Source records
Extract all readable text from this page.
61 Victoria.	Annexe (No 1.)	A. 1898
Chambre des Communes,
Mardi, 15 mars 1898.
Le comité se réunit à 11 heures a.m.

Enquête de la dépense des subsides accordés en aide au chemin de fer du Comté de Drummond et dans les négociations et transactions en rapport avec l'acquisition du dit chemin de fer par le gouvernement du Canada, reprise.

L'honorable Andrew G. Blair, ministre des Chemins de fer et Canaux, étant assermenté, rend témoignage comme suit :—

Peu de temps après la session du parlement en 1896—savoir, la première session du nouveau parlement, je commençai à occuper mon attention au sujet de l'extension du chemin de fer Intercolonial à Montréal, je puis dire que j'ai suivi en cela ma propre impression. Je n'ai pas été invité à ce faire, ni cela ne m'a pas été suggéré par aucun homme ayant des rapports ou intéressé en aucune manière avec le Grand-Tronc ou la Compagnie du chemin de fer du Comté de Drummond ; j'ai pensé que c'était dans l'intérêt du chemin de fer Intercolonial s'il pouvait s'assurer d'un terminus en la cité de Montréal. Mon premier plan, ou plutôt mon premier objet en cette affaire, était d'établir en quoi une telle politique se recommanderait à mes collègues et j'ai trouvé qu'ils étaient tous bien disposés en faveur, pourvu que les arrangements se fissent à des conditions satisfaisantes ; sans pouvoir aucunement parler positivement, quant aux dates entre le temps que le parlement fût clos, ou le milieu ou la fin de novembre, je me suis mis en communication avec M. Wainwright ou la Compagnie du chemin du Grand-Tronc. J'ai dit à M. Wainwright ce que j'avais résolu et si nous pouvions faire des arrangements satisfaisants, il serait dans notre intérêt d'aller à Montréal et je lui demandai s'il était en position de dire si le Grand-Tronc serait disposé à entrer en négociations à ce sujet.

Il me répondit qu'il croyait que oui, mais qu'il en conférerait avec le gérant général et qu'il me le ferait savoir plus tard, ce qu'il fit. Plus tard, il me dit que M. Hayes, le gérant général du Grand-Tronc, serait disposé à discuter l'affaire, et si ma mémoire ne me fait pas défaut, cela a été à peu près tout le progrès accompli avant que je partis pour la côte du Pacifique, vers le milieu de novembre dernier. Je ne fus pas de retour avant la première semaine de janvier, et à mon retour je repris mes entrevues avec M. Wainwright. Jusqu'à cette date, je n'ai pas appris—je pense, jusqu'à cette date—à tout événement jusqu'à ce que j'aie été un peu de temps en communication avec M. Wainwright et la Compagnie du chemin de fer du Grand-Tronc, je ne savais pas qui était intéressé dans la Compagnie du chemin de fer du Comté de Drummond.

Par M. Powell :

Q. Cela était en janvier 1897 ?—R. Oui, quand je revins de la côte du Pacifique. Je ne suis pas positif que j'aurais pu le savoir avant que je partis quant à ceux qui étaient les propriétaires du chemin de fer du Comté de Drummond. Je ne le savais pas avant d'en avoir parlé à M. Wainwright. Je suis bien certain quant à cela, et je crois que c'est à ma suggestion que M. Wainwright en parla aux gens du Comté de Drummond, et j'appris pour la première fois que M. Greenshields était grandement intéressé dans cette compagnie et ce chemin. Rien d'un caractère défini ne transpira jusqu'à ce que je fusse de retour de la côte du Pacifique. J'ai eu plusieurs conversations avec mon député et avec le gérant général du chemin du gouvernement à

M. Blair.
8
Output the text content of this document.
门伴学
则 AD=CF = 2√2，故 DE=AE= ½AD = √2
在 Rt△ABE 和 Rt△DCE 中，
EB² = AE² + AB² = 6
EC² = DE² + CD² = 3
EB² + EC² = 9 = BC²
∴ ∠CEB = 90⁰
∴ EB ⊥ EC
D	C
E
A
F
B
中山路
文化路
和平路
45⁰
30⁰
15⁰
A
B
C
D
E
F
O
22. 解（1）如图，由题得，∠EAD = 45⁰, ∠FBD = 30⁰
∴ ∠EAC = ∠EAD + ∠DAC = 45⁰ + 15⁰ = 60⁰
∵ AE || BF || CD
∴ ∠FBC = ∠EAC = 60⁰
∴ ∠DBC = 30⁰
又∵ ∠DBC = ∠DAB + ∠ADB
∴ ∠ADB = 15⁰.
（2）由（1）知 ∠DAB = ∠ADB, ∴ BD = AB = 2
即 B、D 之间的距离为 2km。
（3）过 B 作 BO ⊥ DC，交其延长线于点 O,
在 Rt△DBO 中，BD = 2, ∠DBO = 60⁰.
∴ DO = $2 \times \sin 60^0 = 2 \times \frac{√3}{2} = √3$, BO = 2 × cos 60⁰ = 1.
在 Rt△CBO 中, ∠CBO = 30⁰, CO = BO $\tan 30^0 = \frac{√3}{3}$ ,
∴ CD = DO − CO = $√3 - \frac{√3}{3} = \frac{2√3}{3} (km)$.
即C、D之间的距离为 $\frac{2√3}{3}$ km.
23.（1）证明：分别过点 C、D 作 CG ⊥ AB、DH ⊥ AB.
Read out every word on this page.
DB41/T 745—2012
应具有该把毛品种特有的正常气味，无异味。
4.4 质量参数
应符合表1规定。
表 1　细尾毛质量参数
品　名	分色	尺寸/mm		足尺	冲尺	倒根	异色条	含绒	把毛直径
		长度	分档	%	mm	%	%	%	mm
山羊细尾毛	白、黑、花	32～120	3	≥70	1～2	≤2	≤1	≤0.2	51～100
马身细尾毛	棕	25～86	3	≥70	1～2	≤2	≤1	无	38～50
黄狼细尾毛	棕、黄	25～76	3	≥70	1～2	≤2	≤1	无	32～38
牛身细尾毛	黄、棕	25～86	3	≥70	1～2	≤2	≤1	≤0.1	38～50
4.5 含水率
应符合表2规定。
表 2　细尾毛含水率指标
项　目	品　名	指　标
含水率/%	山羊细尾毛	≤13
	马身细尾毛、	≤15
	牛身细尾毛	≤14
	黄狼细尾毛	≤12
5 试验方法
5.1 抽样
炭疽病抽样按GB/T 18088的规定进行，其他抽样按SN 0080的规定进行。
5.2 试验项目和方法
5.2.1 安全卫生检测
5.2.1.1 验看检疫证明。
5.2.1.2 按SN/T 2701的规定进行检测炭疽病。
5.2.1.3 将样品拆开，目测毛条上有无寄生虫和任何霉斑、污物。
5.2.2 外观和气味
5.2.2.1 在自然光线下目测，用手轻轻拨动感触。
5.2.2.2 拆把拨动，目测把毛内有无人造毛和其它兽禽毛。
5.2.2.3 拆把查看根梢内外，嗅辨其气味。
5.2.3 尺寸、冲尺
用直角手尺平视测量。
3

- [Exercise details]: Beginning at the line where "Output the text content of this document." appears, extract each line through the end of the data above; keep them exact and include nothing else.

- [Response to this exercise]:
Output the text content of this document.
门伴学
则 AD=CF = 2√2，故 DE=AE= ½AD = √2
在 Rt△ABE 和 Rt△DCE 中，
EB² = AE² + AB² = 6
EC² = DE² + CD² = 3
EB² + EC² = 9 = BC²
∴ ∠CEB = 90⁰
∴ EB ⊥ EC
D	C
E
A
F
B
中山路
文化路
和平路
45⁰
30⁰
15⁰
A
B
C
D
E
F
O
22. 解（1）如图，由题得，∠EAD = 45⁰, ∠FBD = 30⁰
∴ ∠EAC = ∠EAD + ∠DAC = 45⁰ + 15⁰ = 60⁰
∵ AE || BF || CD
∴ ∠FBC = ∠EAC = 60⁰
∴ ∠DBC = 30⁰
又∵ ∠DBC = ∠DAB + ∠ADB
∴ ∠ADB = 15⁰.
（2）由（1）知 ∠DAB = ∠ADB, ∴ BD = AB = 2
即 B、D 之间的距离为 2km。
（3）过 B 作 BO ⊥ DC，交其延长线于点 O,
在 Rt△DBO 中，BD = 2, ∠DBO = 60⁰.
∴ DO = $2 \times \sin 60^0 = 2 \times \frac{√3}{2} = √3$, BO = 2 × cos 60⁰ = 1.
在 Rt△CBO 中, ∠CBO = 30⁰, CO = BO $\tan 30^0 = \frac{√3}{3}$ ,
∴ CD = DO − CO = $√3 - \frac{√3}{3} = \frac{2√3}{3} (km)$.
即C、D之间的距离为 $\frac{2√3}{3}$ km.
23.（1）证明：分别过点 C、D 作 CG ⊥ AB、DH ⊥ AB.
Read out every word on this page.
DB41/T 745—2012
应具有该把毛品种特有的正常气味，无异味。
4.4 质量参数
应符合表1规定。
表 1　细尾毛质量参数
品　名	分色	尺寸/mm		足尺	冲尺	倒根	异色条	含绒	把毛直径
		长度	分档	%	mm	%	%	%	mm
山羊细尾毛	白、黑、花	32～120	3	≥70	1～2	≤2	≤1	≤0.2	51～100
马身细尾毛	棕	25～86	3	≥70	1～2	≤2	≤1	无	38～50
黄狼细尾毛	棕、黄	25～76	3	≥70	1～2	≤2	≤1	无	32～38
牛身细尾毛	黄、棕	25～86	3	≥70	1～2	≤2	≤1	≤0.1	38～50
4.5 含水率
应符合表2规定。
表 2　细尾毛含水率指标
项　目	品　名	指　标
含水率/%	山羊细尾毛	≤13
	马身细尾毛、	≤15
	牛身细尾毛	≤14
	黄狼细尾毛	≤12
5 试验方法
5.1 抽样
炭疽病抽样按GB/T 18088的规定进行，其他抽样按SN 0080的规定进行。
5.2 试验项目和方法
5.2.1 安全卫生检测
5.2.1.1 验看检疫证明。
5.2.1.2 按SN/T 2701的规定进行检测炭疽病。
5.2.1.3 将样品拆开，目测毛条上有无寄生虫和任何霉斑、污物。
5.2.2 外观和气味
5.2.2.1 在自然光线下目测，用手轻轻拨动感触。
5.2.2.2 拆把拨动，目测把毛内有无人造毛和其它兽禽毛。
5.2.2.3 拆把查看根梢内外，嗅辨其气味。
5.2.3 尺寸、冲尺
用直角手尺平视测量。
3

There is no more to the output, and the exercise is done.